§ **Pagina**:
Artikel 8. Vergoeding

  • 1.

    De leden en de voorzitter van de rekenkamer ontvangen voor hun werkzaamheden een vaste maandelijkse vergoeding. Deze vergoeding bedraagt 25% van de vergoeding voor raadsleden, welke is gebaseerd op het rechtspositiebesluit decentrale politieke ambtsdragers.

  • 2.

    De vergoedingen, genoemd in het eerste lid, zijn inclusief reis-, verblijf- en overige kosten.

Artikel 9. Onderzoeksprogrammering en onderzoeksplannen

  • 1.

    De rekenkamer kiest zelfstandig en onafhankelijk de onderwerpen voor haar onderzoek, formuleert de probleemstelling met bijbehorende onderzoeksvragen en stelt de onderzoeksopzet vast.

  • 2.

    De rekenkamer inventariseert bij de raad welke suggesties er zijn voor onderzoeksonderwerpen.

§ **Datasetfragment**:
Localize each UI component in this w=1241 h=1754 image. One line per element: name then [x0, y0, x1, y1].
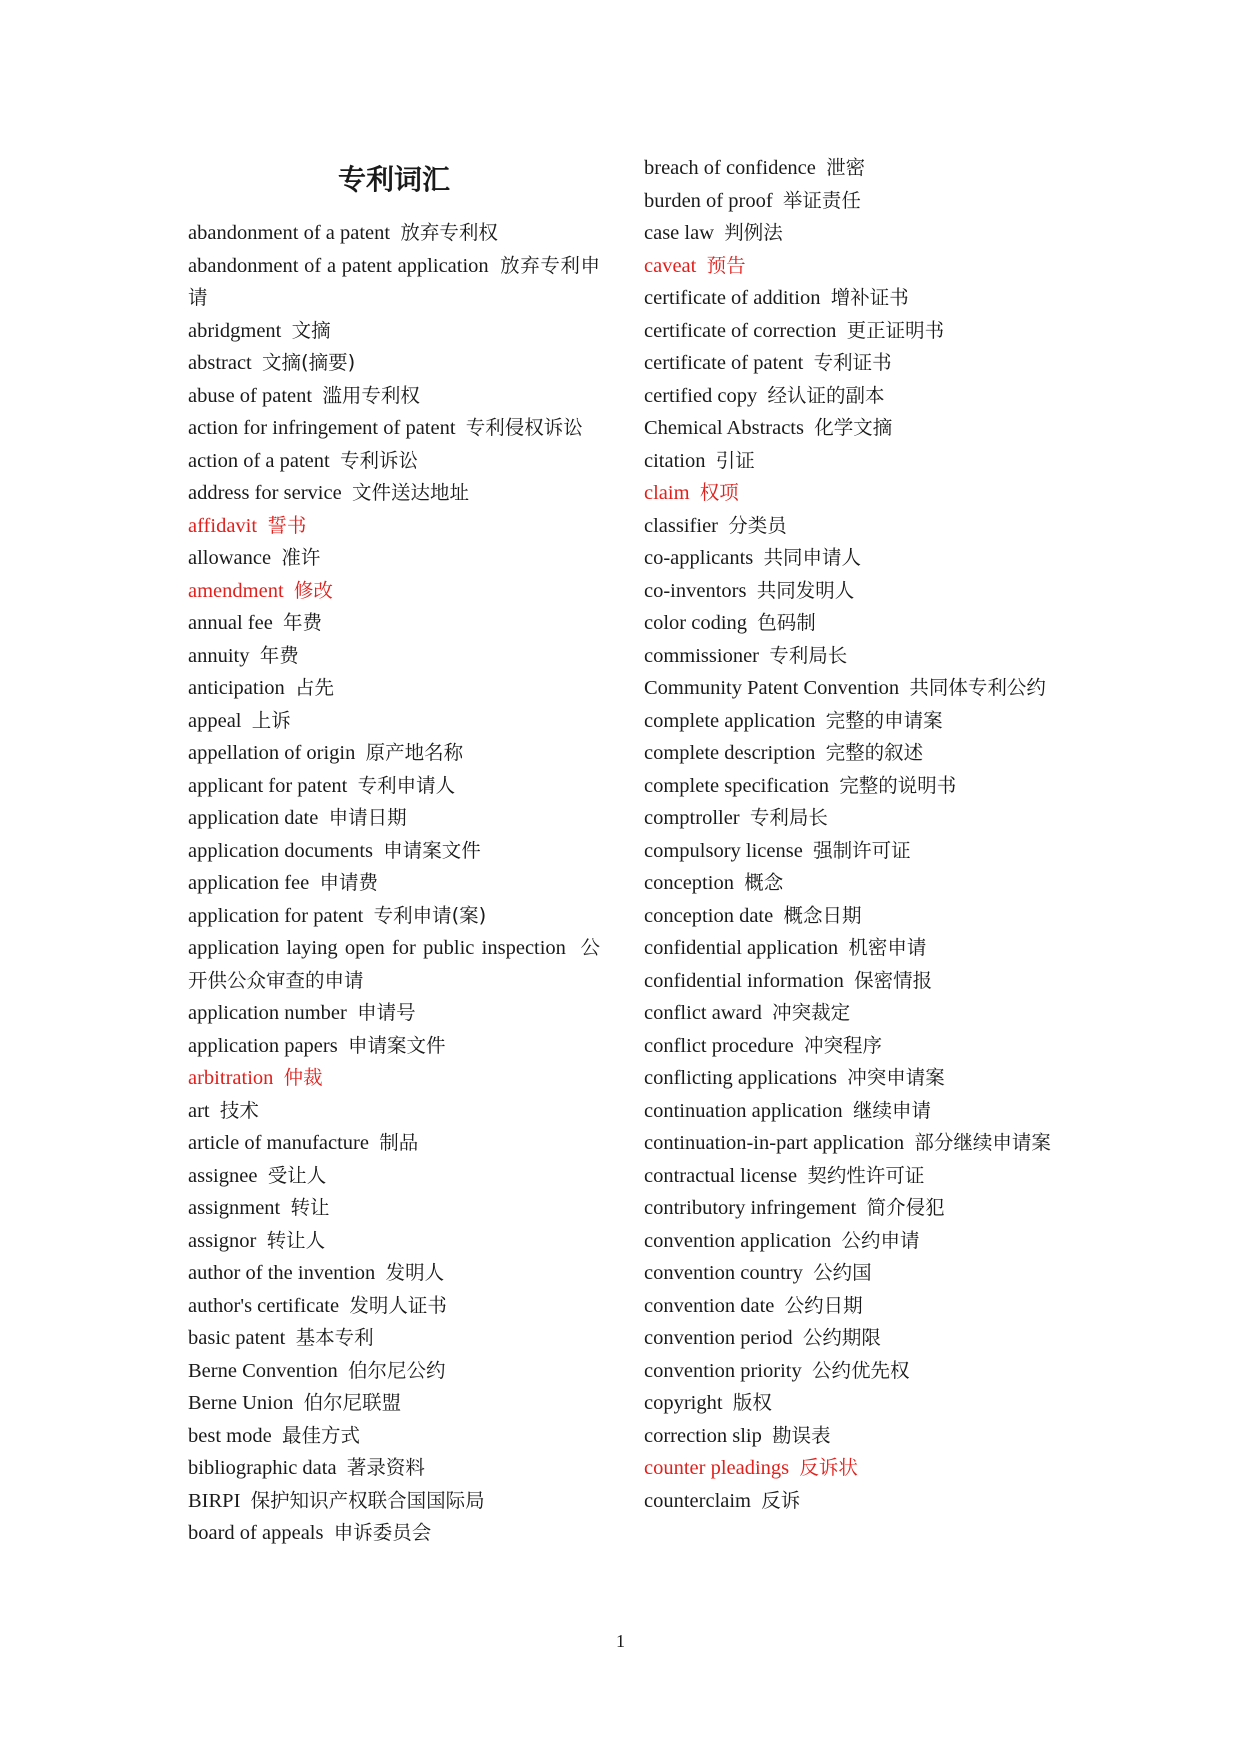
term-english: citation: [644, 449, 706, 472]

§ **Verplichte opdracht**:
Schrijf de volledige pagina over de rekenkamer woord voor woord over.

§ **Uitwerking**:
Artikel 8. Vergoeding

  • 1.

    De leden en de voorzitter van de rekenkamer ontvangen voor hun werkzaamheden een vaste maandelijkse vergoeding. Deze vergoeding bedraagt 25% van de vergoeding voor raadsleden, welke is gebaseerd op het rechtspositiebesluit decentrale politieke ambtsdragers.

  • 2.

    De vergoedingen, genoemd in het eerste lid, zijn inclusief reis-, verblijf- en overige kosten.

Artikel 9. Onderzoeksprogrammering en onderzoeksplannen

  • 1.

    De rekenkamer kiest zelfstandig en onafhankelijk de onderwerpen voor haar onderzoek, formuleert de probleemstelling met bijbehorende onderzoeksvragen en stelt de onderzoeksopzet vast.

  • 2.

    De rekenkamer inventariseert bij de raad welke suggesties er zijn voor onderzoeksonderwerpen.